| REQUIRED TASKS |
1. In the forum thread about the pigeon, what signs does the reply say an overheated pigeon tends to show?
2. Continue the forum thread about the pigeon from the point where it stops.

PASSAGE SHOWN START

# Pigeon found!



## DinaxD (May 30, 2010)

Hey i found this pigeon in my balcony, shes puffed up and cant fly that well ! 
i put bird seeds and water with a pinch of sugar for her but she dsnt seem to be paying much attention to it. 
i cant take her in the house cuz i have 7 birds im afraid they may get infected if she has something contagious. i live in dubai and its extremly hot, is it possible that she has a heat stroke?!
Please help i dont want her to die! =(


----------



## Feefo (Feb 8, 2002)

I doubt that it is heat stroke: If pigeons are overheated they tend to breath with their mouths open and flutter their throats. Sick birds will puff up.

Can you open her mouth to ensure that it is clean and pink? If it has a blue tinge, or there are yellow cheesy growths, please let us know.

If you put a piece of white kitchen towel or something similar underneath her and let us know when she poops and what her poops look like, let us know.

PASSAGE SHOWN END
DATA TO EXAMINE START

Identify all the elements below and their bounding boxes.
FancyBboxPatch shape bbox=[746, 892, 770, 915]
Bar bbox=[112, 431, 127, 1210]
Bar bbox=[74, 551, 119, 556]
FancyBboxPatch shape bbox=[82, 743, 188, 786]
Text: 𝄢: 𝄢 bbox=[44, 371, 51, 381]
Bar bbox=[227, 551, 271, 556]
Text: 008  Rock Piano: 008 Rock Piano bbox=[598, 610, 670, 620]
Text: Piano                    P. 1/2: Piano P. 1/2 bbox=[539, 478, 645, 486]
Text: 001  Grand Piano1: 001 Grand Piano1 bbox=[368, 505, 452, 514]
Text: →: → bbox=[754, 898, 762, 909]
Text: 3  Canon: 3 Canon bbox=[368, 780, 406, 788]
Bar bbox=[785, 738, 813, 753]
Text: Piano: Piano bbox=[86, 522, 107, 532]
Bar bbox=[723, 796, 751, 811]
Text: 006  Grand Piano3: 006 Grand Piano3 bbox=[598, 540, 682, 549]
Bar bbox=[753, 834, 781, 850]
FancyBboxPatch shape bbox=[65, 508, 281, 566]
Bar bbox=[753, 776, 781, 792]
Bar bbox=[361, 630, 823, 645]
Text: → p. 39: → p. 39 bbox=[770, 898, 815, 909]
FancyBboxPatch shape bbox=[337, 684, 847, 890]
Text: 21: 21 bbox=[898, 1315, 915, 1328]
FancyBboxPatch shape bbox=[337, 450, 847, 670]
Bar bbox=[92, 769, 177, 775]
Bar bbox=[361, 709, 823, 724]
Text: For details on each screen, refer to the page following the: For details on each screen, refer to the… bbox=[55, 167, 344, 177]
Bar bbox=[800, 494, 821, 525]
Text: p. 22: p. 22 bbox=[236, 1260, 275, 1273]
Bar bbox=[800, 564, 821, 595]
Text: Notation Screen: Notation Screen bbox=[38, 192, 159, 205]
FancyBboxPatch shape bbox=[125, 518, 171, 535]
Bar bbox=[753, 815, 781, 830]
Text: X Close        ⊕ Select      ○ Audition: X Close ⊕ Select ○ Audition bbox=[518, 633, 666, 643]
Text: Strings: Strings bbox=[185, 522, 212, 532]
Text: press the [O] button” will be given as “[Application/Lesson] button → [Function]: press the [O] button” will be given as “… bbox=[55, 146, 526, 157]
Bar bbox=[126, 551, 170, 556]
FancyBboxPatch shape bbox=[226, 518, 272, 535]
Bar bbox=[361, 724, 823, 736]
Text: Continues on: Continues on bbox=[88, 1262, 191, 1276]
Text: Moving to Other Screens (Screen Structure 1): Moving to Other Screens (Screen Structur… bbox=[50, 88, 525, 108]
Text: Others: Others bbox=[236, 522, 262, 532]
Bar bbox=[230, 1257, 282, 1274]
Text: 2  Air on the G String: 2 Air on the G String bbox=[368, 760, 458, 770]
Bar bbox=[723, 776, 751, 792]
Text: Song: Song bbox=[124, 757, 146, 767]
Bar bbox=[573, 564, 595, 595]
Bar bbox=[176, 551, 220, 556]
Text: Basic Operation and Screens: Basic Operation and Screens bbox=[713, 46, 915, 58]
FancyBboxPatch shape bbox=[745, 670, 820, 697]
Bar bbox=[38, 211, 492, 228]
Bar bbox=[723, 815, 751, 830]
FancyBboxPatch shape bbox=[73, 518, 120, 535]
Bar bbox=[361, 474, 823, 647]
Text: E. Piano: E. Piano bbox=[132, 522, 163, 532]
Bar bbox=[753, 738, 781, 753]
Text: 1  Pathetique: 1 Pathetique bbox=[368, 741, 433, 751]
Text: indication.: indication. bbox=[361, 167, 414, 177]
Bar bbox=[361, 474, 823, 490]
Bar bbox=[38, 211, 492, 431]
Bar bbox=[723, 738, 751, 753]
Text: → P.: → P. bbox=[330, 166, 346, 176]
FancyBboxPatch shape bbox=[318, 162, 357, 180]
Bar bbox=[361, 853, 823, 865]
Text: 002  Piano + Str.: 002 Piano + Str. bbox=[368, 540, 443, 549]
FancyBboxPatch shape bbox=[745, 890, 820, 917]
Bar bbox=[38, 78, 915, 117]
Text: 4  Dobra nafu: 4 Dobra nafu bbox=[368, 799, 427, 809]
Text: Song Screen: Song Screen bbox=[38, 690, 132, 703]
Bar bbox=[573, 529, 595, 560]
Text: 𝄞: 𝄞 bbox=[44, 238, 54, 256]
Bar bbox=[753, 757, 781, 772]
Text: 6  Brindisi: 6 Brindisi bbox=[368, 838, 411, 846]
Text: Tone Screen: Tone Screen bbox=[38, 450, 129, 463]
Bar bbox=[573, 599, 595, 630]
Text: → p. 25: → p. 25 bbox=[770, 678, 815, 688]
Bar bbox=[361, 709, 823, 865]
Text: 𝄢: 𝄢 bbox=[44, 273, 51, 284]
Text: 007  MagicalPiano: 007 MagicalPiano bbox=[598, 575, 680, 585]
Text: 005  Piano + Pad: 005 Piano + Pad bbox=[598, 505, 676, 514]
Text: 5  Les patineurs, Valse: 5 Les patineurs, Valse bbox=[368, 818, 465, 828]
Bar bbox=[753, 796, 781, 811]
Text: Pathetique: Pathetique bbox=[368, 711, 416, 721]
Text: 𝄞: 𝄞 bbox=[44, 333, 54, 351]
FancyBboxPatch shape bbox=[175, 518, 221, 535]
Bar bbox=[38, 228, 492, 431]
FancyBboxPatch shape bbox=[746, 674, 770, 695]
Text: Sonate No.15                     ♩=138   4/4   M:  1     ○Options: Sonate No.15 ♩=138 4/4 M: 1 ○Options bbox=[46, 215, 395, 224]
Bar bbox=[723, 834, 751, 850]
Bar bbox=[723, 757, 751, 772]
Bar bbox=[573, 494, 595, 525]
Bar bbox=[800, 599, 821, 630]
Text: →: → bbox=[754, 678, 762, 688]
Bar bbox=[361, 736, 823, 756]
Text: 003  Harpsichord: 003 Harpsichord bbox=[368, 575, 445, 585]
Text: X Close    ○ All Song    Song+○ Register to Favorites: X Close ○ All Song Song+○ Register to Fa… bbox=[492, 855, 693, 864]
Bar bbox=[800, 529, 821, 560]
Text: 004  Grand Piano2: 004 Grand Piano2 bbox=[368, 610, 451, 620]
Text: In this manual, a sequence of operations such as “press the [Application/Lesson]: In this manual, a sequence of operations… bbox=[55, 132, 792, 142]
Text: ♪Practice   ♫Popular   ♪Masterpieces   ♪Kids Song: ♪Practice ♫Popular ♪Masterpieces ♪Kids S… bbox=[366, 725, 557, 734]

DATA TO EXAMINE END

| RESPONSES PER TASK |
1. It tends to breathe with its mouth open and flutter its throat.

2.
Is her tail bobbing as she breathes?


----------



## DinaxD (May 30, 2010)

*She's Fine! =d*

i think i over reacted a bit ! she drank some sugared water! and after a while her pufness decreased . she flew away now i think shes okay ! atleast i hope she is ! Thank you though!


----------



## Feefo (Feb 8, 2002)

She obviously appreciated the water. I don't think you over reacted, she is probably not very well...she might come back, so please leave water and food for her so that she doesn't have to work too hard.

Cynthia


----------



## Jaye (Mar 13, 2008)

If she comes back please catch her (if you can get close enough) - she sounds sick to me - _you don't have to bring her inside if it is very hot there_ - just keep her in a box or cage on the balcony (in the shade not the sun) and give her food and water and post back here for more help - you cannot catch a disease from a Feral pigeon BTW - and thanks for caring !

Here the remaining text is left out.